Work to complete: Wherever the string "grande" appears in a line, extract that line.

** start **

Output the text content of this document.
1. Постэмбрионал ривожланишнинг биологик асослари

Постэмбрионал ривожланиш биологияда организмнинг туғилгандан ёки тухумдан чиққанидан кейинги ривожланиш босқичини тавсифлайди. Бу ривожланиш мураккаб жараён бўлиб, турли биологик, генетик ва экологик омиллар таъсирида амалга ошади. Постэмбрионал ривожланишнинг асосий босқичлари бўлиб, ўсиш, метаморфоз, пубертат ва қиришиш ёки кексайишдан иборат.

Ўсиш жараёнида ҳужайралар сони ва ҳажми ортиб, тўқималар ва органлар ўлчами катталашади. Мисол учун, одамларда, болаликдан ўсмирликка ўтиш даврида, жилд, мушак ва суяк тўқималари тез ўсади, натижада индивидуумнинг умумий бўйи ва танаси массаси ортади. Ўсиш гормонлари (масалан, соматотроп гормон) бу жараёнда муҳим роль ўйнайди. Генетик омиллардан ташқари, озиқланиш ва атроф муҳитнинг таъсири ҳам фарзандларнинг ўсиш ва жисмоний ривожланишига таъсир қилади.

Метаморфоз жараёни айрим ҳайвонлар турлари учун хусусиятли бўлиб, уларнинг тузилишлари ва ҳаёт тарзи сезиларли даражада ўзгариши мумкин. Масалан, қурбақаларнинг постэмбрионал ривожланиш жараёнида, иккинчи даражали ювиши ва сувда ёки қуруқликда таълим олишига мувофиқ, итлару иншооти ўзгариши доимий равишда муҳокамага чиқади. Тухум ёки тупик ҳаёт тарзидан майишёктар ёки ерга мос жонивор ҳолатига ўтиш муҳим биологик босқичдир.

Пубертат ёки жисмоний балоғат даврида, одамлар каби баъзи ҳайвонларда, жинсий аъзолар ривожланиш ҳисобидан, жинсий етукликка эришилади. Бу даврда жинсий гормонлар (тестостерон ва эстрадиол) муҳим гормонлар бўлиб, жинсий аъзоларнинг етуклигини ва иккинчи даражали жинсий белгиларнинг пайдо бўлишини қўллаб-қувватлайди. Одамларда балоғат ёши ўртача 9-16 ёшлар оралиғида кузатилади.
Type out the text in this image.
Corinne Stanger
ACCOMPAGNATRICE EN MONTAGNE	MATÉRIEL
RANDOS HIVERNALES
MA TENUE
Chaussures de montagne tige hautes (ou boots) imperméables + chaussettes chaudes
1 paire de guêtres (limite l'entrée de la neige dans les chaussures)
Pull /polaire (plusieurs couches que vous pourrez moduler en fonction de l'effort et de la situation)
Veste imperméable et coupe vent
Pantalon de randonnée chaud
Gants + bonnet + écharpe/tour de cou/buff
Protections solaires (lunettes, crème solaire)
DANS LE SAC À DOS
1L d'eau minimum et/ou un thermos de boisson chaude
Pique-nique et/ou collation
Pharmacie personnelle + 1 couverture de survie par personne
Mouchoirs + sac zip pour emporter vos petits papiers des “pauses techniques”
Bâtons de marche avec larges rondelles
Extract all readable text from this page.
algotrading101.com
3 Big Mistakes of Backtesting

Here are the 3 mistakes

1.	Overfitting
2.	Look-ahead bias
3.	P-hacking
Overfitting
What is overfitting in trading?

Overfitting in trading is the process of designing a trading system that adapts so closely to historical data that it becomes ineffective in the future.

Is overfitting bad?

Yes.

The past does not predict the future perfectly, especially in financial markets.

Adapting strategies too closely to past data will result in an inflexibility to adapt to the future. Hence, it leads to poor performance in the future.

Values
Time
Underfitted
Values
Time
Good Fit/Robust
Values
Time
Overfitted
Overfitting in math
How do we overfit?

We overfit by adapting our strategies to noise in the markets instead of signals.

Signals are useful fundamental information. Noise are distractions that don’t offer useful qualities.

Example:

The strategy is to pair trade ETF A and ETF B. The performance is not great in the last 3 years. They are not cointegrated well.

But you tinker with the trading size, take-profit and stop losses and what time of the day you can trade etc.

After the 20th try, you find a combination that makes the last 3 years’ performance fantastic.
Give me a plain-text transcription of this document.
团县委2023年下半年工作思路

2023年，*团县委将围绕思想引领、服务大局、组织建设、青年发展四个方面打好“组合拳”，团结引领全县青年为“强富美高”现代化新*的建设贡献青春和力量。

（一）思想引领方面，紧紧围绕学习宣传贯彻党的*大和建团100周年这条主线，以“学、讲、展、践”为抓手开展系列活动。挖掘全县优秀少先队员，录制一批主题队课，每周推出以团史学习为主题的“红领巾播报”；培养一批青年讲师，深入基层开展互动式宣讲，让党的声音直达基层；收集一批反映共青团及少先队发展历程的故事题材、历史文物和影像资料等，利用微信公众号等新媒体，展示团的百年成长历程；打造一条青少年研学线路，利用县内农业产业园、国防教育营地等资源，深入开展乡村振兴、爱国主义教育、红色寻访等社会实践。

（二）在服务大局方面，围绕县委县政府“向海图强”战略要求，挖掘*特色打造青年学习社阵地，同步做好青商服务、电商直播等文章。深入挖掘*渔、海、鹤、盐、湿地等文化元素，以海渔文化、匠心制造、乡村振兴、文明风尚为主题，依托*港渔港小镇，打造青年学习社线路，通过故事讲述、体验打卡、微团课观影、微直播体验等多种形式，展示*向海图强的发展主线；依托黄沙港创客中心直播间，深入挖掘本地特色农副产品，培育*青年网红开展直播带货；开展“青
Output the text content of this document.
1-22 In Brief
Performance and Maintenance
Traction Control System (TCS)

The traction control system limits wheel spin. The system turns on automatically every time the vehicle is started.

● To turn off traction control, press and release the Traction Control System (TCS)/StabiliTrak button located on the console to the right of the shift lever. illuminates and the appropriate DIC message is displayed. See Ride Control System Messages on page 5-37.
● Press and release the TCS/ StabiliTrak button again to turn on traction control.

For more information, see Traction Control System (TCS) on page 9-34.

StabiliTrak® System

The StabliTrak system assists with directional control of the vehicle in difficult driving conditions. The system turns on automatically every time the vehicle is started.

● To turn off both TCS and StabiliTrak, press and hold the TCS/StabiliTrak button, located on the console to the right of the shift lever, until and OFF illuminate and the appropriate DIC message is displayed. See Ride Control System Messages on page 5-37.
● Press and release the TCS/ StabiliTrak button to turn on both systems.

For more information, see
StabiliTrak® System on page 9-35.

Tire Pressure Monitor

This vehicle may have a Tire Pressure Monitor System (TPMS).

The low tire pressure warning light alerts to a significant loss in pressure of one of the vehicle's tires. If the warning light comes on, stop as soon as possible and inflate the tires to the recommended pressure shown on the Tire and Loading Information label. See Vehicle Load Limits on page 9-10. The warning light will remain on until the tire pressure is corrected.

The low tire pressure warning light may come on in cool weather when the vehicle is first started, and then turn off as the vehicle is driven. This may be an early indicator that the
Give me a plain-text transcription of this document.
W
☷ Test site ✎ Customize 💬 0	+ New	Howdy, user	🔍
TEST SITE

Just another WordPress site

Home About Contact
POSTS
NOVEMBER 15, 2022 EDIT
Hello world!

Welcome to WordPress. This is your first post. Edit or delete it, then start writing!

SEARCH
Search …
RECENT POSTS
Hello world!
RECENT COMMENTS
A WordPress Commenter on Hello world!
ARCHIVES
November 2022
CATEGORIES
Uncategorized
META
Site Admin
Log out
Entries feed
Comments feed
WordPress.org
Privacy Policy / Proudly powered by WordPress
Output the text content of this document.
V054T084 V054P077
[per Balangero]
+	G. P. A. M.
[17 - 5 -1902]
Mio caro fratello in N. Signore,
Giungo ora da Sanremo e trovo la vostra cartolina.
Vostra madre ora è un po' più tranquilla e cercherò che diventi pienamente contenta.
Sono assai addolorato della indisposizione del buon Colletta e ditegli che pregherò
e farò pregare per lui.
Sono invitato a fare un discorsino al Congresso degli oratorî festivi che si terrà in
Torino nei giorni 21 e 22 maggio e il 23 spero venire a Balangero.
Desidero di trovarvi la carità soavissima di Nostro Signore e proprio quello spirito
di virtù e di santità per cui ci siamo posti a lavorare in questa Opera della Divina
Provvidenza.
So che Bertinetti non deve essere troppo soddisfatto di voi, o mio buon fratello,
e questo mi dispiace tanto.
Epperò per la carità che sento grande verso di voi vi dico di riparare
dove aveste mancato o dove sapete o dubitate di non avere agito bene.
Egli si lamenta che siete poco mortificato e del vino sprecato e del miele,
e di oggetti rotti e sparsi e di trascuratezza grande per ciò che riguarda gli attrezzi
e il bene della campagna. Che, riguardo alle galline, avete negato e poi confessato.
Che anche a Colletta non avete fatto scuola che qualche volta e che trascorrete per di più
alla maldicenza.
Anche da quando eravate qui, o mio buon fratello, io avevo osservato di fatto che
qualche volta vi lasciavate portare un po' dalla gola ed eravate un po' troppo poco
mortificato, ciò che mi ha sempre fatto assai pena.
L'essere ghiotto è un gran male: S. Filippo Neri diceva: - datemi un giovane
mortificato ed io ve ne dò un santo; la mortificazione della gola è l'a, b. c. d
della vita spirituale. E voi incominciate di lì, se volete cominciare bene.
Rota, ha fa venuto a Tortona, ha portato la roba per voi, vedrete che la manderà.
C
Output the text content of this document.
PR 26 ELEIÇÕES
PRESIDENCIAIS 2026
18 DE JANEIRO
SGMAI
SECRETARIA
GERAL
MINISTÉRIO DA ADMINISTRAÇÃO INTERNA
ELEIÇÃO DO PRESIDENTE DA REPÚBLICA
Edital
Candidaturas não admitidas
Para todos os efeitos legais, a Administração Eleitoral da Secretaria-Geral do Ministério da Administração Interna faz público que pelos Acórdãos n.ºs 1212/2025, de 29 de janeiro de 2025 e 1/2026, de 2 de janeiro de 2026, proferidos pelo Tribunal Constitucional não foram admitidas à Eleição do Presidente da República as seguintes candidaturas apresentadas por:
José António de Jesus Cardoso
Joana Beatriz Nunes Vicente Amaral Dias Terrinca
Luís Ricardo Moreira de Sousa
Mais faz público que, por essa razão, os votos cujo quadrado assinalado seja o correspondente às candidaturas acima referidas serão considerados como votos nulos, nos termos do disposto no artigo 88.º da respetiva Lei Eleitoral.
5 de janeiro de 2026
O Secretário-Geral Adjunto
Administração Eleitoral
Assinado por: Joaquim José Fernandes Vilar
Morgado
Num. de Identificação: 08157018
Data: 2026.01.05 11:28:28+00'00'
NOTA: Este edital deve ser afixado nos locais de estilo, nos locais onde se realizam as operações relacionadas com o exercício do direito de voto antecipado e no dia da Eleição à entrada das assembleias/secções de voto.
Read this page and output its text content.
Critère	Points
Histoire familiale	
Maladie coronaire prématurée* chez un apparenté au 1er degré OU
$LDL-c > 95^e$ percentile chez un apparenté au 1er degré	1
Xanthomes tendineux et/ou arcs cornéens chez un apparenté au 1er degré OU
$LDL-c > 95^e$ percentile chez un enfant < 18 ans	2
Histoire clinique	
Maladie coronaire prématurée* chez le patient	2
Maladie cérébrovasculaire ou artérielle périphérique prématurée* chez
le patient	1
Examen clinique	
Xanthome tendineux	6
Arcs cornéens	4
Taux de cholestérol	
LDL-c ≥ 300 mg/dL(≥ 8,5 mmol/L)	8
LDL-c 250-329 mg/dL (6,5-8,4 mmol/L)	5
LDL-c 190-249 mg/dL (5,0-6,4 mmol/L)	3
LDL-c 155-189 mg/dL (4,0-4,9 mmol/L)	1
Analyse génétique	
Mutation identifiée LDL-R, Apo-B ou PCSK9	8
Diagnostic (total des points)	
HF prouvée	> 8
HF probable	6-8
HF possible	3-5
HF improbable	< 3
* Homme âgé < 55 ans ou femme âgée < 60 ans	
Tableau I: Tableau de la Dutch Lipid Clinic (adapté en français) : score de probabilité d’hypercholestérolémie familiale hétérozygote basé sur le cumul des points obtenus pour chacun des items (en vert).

** end **

Solution for this exercise:
Epperò per la carità che sento grande verso di voi vi dico di riparare
e di oggetti rotti e sparsi e di trascuratezza grande per ciò che riguarda gli attrezzi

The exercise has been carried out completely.